## TASK STATEMENT
Repeat everything from the start of the records down to and including the line containing "711, 766, 738]". Reproduce those lines verbatim and nothing else.

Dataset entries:
====================
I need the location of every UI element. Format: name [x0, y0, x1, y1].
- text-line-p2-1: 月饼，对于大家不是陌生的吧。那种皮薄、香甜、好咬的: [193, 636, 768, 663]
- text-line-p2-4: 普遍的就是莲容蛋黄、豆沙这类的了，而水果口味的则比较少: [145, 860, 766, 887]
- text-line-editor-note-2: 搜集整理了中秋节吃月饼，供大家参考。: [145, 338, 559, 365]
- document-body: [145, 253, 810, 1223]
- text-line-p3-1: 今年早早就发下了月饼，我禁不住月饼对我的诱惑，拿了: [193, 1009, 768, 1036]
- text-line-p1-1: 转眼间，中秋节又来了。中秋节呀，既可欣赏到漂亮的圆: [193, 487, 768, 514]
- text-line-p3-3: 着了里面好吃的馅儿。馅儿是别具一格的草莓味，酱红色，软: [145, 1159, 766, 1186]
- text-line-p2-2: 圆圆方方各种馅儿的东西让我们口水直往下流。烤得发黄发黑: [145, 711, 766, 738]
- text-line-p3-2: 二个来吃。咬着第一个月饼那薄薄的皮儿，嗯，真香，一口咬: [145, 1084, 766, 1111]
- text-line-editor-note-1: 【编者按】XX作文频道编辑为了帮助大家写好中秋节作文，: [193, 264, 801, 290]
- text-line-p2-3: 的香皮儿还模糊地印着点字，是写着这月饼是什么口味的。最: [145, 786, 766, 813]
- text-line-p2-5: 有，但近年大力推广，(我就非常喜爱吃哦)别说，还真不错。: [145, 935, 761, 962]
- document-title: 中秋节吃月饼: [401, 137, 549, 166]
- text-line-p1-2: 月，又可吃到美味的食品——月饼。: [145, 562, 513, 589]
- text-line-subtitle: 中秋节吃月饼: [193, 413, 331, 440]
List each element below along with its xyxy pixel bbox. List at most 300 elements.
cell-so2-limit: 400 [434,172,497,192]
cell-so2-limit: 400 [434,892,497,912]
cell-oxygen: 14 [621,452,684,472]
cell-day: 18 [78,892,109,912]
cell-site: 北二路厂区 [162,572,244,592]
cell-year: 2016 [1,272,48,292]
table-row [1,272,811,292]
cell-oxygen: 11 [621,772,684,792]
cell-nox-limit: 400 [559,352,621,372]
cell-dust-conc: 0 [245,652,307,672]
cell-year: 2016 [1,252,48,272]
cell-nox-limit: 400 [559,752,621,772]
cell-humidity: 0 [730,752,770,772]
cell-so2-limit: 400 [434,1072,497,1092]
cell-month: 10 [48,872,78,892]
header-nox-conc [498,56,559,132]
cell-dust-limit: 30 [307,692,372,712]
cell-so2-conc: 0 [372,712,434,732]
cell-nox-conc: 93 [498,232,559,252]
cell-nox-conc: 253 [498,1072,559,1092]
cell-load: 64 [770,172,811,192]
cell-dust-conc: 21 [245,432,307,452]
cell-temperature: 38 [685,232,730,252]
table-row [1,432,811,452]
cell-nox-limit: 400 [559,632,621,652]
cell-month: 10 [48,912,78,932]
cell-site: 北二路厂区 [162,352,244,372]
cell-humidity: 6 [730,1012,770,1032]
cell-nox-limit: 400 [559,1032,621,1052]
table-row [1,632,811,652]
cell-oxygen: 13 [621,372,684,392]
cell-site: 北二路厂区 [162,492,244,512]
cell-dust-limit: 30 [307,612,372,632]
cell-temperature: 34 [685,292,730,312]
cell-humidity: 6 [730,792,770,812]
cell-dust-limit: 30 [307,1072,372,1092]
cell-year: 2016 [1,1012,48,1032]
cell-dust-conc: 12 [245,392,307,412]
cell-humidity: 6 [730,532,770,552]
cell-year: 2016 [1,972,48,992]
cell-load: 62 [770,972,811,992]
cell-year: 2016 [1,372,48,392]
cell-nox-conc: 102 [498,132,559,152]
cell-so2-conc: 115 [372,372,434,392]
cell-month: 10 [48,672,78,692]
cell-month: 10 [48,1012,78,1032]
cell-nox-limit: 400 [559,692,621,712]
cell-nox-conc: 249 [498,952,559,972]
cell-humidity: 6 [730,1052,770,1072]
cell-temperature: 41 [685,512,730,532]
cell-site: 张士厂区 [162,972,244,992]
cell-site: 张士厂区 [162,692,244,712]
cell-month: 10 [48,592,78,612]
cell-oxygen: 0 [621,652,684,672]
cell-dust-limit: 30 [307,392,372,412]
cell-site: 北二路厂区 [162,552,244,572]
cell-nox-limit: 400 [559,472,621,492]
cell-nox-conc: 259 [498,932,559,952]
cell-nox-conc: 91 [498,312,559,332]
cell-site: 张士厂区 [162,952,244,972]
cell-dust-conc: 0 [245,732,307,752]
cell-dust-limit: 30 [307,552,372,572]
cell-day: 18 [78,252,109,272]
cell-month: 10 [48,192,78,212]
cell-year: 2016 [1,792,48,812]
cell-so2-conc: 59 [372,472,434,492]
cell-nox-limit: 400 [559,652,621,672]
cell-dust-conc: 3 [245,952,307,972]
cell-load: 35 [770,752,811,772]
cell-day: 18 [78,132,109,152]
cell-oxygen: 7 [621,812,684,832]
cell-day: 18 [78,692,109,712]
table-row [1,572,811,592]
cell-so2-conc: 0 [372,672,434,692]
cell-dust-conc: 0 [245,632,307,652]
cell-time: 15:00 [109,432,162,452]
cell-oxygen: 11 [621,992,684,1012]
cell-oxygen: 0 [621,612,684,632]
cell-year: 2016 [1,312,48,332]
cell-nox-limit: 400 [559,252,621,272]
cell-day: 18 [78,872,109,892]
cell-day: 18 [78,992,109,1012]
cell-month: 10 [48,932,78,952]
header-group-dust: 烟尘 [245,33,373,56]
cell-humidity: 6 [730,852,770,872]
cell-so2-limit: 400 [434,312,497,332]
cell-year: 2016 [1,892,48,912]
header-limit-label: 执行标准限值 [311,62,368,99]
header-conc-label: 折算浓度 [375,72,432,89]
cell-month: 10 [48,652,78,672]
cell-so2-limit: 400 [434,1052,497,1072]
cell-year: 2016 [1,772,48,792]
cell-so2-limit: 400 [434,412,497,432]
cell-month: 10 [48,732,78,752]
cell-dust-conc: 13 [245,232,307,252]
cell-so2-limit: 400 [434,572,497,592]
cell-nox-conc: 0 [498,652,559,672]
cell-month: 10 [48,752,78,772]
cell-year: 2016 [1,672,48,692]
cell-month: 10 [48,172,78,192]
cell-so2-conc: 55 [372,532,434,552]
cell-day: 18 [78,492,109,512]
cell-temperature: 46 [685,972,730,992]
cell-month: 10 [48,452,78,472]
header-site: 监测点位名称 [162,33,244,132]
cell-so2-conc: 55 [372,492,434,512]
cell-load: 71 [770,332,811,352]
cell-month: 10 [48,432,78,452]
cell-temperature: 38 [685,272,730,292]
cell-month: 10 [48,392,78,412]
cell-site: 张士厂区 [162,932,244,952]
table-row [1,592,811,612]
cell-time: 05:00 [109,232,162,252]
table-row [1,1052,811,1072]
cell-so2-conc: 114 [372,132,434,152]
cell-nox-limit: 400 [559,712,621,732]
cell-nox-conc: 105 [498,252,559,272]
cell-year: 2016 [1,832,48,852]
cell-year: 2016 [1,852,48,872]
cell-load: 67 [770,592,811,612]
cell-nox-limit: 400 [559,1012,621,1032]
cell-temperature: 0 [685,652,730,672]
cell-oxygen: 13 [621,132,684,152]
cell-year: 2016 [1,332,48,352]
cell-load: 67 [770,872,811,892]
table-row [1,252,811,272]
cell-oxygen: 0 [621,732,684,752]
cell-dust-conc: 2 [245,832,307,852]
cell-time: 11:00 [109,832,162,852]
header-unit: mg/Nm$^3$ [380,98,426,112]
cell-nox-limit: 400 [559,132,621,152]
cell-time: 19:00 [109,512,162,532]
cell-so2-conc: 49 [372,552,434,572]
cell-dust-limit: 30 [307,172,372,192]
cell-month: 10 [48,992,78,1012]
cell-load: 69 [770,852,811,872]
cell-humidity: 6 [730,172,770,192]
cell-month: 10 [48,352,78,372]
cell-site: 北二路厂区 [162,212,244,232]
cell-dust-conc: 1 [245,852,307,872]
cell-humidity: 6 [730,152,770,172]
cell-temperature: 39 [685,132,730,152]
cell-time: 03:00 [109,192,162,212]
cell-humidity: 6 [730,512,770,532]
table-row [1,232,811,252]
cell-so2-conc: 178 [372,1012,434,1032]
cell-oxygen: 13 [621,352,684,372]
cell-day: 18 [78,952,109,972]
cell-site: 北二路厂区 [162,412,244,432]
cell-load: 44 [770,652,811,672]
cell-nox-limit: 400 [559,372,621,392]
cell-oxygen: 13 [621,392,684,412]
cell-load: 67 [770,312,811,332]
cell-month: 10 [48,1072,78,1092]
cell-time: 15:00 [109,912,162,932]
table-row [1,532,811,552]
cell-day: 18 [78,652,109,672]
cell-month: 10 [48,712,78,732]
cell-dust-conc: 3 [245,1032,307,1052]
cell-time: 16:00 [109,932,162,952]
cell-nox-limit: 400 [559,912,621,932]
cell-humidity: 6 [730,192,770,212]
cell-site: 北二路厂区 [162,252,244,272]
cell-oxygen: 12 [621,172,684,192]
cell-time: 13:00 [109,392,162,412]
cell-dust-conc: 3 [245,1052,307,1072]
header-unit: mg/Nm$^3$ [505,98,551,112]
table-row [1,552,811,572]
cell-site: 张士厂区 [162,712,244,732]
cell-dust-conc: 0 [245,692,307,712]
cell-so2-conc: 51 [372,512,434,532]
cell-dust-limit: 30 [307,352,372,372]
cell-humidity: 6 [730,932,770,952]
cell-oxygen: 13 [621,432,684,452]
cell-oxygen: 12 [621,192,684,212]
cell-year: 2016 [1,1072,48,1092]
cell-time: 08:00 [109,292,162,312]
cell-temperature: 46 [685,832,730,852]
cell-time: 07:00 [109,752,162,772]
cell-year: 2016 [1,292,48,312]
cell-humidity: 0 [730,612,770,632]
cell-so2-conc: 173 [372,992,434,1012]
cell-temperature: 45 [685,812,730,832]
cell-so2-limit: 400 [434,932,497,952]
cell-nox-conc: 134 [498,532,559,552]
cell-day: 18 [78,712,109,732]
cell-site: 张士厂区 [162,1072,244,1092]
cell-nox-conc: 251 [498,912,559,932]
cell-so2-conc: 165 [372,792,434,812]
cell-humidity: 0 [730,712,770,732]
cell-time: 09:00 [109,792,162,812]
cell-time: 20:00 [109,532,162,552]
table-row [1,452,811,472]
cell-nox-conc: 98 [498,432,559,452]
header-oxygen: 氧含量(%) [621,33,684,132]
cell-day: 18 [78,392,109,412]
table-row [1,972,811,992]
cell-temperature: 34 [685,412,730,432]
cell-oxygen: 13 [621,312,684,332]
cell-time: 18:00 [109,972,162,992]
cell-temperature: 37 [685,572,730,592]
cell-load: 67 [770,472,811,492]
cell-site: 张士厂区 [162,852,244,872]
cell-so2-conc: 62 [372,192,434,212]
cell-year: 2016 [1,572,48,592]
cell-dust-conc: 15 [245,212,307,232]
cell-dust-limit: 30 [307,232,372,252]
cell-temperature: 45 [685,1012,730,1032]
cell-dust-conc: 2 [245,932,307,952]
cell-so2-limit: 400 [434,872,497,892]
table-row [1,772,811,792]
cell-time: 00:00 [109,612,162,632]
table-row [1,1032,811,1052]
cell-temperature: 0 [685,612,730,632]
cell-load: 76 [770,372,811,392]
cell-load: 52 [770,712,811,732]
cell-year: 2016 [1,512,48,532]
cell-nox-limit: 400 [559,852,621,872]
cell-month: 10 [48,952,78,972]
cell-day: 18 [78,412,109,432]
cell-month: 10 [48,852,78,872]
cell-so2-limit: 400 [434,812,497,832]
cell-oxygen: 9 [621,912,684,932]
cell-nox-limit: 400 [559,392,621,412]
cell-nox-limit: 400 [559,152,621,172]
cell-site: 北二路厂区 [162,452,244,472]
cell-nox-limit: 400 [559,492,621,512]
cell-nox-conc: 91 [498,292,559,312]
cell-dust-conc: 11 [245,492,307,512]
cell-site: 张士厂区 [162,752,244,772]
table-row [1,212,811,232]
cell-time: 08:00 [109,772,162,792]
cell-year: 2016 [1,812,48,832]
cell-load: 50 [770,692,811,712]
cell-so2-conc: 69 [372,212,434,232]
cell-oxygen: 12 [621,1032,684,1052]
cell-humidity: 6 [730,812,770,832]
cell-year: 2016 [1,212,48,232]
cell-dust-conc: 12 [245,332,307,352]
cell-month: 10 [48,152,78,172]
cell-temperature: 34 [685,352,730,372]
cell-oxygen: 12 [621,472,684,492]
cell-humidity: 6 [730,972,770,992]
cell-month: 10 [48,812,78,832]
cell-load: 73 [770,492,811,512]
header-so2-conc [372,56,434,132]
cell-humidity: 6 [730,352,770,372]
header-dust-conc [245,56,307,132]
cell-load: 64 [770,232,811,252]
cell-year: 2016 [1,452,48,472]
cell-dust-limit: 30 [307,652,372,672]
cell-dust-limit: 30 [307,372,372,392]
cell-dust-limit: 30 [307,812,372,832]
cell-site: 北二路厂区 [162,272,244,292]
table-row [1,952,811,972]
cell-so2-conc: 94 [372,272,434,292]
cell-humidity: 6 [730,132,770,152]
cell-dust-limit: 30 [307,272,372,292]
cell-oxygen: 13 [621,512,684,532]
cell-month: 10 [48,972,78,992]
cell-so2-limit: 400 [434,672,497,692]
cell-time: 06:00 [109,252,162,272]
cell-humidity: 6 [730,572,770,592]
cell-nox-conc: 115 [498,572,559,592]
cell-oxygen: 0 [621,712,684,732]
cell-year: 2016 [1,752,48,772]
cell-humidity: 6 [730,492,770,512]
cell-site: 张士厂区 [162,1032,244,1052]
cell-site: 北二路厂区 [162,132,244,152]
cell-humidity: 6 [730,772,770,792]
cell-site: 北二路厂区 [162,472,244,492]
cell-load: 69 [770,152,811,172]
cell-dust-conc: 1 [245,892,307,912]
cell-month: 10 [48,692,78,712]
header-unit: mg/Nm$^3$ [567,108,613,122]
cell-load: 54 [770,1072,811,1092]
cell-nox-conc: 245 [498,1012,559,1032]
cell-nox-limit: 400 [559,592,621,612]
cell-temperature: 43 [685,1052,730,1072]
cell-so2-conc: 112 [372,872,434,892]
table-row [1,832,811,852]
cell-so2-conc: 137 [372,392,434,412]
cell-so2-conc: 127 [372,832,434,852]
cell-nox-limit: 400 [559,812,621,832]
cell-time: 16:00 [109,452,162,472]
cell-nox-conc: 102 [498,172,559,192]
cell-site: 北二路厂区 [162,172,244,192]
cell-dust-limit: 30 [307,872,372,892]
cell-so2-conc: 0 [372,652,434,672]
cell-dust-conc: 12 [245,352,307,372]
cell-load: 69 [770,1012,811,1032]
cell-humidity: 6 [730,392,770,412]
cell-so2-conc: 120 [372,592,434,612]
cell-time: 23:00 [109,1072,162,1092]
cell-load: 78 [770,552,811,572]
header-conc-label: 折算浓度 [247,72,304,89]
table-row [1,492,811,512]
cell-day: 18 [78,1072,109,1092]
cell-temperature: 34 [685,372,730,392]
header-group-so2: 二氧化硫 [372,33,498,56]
====================
## ANSWER TO THIS TASK
I need the location of every UI element. Format: name [x0, y0, x1, y1].
- text-line-p2-1: 月饼，对于大家不是陌生的吧。那种皮薄、香甜、好咬的: [193, 636, 768, 663]
- text-line-p2-4: 普遍的就是莲容蛋黄、豆沙这类的了，而水果口味的则比较少: [145, 860, 766, 887]
- text-line-editor-note-2: 搜集整理了中秋节吃月饼，供大家参考。: [145, 338, 559, 365]
- document-body: [145, 253, 810, 1223]
- text-line-p3-1: 今年早早就发下了月饼，我禁不住月饼对我的诱惑，拿了: [193, 1009, 768, 1036]
- text-line-p1-1: 转眼间，中秋节又来了。中秋节呀，既可欣赏到漂亮的圆: [193, 487, 768, 514]
- text-line-p3-3: 着了里面好吃的馅儿。馅儿是别具一格的草莓味，酱红色，软: [145, 1159, 766, 1186]
- text-line-p2-2: 圆圆方方各种馅儿的东西让我们口水直往下流。烤得发黄发黑: [145, 711, 766, 738]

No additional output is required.